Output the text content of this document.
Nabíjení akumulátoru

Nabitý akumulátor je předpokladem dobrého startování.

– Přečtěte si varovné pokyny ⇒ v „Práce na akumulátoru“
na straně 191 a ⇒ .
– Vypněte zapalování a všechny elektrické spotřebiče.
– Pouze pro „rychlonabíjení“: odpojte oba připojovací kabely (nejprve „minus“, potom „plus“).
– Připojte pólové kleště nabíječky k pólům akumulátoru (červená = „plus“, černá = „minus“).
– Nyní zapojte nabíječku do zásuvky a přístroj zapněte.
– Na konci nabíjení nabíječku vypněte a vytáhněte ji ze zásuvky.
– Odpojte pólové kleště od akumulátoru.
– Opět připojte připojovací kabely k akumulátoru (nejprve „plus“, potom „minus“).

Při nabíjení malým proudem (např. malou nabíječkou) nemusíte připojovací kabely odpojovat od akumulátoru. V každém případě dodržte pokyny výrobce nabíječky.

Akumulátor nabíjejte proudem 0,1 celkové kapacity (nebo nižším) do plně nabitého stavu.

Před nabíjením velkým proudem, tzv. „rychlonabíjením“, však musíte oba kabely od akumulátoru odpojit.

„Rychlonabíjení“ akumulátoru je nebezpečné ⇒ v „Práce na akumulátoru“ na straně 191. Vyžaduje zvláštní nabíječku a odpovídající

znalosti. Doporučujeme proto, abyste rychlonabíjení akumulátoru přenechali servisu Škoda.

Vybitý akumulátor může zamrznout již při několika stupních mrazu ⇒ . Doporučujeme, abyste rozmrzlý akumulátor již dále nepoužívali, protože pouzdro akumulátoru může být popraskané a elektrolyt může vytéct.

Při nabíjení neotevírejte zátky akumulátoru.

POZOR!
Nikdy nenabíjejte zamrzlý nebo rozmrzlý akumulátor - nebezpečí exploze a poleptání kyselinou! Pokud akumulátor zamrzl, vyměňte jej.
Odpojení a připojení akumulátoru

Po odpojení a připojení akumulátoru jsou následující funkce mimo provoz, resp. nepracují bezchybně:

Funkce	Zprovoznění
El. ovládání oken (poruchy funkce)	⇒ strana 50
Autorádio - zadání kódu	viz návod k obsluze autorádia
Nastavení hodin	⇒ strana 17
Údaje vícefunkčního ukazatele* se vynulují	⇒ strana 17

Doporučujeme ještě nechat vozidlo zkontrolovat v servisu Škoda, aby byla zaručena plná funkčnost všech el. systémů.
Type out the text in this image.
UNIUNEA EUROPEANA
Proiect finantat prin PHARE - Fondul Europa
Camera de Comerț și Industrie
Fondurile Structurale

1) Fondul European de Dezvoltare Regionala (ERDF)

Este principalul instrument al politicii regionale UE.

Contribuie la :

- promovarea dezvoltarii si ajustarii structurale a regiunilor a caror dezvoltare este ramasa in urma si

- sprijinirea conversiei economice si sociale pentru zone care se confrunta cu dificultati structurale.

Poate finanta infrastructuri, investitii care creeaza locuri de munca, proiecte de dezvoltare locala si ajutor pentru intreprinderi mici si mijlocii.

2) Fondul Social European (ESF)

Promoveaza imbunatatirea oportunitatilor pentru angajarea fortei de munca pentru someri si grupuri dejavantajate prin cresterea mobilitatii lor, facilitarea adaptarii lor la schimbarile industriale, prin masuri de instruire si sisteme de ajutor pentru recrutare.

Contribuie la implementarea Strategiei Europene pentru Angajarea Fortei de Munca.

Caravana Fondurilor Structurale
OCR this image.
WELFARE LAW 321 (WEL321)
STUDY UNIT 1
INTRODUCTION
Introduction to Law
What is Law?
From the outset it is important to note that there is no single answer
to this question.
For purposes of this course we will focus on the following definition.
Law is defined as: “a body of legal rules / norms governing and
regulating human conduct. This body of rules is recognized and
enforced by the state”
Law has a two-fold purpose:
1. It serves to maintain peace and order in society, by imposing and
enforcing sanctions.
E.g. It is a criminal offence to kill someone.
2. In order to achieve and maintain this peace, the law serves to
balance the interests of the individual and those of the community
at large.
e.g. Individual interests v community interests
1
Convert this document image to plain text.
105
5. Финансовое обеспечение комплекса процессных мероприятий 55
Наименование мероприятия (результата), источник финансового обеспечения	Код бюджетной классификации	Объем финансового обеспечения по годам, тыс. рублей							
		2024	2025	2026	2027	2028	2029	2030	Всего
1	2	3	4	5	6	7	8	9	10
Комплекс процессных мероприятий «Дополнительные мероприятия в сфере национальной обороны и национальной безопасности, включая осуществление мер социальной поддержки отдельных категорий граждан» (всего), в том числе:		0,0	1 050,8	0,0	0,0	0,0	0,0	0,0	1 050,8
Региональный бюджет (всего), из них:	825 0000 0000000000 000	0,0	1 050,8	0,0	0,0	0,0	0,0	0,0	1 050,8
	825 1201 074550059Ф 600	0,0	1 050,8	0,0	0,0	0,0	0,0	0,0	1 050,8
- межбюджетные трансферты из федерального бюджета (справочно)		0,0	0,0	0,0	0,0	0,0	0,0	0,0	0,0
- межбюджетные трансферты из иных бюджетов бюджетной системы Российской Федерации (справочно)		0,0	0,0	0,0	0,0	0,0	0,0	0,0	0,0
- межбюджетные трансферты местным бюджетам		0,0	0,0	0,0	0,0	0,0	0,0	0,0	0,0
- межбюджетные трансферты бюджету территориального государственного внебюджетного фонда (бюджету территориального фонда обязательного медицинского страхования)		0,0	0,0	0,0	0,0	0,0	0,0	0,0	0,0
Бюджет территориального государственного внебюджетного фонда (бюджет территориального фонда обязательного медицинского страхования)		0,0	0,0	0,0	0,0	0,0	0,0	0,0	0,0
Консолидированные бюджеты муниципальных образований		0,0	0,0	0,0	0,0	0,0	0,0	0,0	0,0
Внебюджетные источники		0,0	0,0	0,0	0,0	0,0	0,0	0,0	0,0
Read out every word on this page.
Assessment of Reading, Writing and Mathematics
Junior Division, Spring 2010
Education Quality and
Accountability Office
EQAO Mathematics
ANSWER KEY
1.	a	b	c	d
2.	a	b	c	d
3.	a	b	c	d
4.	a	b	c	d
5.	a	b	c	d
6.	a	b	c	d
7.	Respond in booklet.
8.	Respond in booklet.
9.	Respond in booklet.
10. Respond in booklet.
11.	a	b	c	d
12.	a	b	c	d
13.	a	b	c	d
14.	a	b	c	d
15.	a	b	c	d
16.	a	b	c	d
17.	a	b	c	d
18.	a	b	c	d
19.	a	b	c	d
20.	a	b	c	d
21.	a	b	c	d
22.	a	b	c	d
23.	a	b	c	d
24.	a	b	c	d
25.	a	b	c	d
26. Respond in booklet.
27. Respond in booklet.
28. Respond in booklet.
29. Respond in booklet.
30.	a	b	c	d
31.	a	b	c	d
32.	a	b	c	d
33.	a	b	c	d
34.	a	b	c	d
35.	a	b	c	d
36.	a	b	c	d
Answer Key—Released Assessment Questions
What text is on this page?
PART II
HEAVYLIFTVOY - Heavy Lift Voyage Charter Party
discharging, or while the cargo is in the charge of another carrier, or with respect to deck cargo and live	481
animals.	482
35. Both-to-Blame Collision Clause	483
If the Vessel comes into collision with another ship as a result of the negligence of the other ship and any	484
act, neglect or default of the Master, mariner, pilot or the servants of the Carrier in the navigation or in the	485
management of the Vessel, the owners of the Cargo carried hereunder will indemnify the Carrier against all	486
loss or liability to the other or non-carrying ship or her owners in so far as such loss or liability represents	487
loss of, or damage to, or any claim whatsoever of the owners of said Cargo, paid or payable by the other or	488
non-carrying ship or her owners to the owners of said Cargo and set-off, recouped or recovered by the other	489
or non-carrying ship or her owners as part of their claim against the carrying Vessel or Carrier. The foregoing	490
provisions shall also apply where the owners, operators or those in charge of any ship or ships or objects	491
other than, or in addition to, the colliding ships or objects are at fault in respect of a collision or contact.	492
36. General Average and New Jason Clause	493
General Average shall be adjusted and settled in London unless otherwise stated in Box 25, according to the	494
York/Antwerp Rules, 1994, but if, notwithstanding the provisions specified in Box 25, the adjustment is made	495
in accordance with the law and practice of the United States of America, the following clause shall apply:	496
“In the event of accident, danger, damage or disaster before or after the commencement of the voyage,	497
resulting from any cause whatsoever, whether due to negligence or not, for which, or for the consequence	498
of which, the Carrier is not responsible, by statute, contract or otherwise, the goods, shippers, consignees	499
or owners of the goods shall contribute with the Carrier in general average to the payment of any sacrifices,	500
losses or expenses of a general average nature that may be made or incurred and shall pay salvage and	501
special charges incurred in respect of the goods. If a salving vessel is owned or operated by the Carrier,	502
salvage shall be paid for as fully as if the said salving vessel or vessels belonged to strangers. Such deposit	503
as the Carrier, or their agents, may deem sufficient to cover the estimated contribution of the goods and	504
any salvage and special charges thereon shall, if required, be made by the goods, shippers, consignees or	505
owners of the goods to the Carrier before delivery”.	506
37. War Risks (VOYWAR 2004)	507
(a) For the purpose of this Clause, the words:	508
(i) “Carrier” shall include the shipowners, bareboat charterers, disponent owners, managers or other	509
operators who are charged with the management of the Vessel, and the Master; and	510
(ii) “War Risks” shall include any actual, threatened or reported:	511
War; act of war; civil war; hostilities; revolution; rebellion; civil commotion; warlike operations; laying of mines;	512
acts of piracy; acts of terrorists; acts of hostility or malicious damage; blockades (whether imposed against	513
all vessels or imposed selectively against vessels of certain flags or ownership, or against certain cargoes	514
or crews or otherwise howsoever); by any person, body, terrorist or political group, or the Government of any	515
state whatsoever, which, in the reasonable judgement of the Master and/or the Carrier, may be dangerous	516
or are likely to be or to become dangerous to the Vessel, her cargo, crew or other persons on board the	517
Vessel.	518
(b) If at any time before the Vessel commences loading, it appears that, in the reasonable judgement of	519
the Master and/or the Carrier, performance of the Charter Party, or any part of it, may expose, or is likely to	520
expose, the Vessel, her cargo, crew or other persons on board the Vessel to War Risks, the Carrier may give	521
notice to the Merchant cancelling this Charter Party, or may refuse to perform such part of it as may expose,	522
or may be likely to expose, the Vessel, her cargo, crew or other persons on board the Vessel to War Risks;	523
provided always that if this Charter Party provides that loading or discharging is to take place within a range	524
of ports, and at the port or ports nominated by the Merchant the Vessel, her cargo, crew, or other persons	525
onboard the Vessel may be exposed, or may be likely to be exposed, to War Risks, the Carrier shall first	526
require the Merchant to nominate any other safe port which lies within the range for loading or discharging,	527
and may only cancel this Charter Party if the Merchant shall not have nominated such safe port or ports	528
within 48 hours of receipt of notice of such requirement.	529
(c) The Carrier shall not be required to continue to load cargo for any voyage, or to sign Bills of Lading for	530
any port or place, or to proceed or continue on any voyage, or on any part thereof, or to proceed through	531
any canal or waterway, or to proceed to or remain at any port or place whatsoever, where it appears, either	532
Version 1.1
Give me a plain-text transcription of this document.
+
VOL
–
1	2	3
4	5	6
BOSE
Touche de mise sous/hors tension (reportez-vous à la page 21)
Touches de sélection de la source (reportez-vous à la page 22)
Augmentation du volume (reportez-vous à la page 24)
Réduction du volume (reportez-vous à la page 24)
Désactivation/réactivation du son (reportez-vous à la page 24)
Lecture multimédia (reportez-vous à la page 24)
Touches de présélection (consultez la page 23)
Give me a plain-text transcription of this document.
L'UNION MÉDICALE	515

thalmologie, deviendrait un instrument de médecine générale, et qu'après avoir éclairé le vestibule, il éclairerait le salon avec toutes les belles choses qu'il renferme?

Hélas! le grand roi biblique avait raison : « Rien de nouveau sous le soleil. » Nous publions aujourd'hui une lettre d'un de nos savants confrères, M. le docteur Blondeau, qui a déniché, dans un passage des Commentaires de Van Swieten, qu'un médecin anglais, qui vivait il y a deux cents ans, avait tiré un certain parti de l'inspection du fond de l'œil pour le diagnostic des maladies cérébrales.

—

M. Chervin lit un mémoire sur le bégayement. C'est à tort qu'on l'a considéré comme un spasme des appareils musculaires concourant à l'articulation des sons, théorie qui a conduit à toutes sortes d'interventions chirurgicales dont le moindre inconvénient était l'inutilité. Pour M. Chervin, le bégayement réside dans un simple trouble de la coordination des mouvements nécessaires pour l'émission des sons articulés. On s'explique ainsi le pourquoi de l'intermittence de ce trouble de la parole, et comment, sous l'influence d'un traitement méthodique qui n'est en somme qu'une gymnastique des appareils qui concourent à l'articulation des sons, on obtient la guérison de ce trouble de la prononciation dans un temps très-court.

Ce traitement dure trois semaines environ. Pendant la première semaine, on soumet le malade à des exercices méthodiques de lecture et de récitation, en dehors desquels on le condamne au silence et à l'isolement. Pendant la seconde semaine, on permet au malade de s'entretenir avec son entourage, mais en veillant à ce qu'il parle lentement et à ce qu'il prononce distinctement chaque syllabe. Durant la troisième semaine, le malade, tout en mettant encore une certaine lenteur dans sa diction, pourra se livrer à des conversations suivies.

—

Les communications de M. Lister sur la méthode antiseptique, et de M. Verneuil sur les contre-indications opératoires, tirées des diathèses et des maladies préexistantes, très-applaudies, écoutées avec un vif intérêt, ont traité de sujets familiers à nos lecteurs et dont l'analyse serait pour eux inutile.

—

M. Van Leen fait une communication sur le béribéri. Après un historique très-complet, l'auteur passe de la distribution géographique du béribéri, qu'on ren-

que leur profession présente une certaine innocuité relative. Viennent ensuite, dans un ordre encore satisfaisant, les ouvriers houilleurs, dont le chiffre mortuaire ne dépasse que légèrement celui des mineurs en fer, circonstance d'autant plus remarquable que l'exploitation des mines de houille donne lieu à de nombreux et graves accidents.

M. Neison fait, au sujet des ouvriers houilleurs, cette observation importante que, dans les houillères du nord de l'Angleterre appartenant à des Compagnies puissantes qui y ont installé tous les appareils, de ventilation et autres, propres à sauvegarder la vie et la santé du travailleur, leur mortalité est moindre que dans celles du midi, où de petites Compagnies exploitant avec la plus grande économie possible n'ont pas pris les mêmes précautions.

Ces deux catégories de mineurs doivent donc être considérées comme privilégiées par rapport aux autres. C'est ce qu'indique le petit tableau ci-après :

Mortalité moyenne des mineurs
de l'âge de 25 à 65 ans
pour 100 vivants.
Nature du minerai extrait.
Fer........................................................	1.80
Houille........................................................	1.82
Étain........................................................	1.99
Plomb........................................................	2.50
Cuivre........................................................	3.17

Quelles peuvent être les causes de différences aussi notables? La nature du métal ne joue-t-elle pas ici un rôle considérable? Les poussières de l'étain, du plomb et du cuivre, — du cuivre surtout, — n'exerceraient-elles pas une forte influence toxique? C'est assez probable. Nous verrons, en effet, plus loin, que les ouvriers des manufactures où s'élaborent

* * * * * * * * *

__YOUR GOAL__:
From the records above, pull out every line containing the word "reasonable".

__TASK RESPONSE__:
state whatsoever, which, in the reasonable judgement of the Master and/or the Carrier, may be dangerous	516
(b) If at any time before the Vessel commences loading, it appears that, in the reasonable judgement of	519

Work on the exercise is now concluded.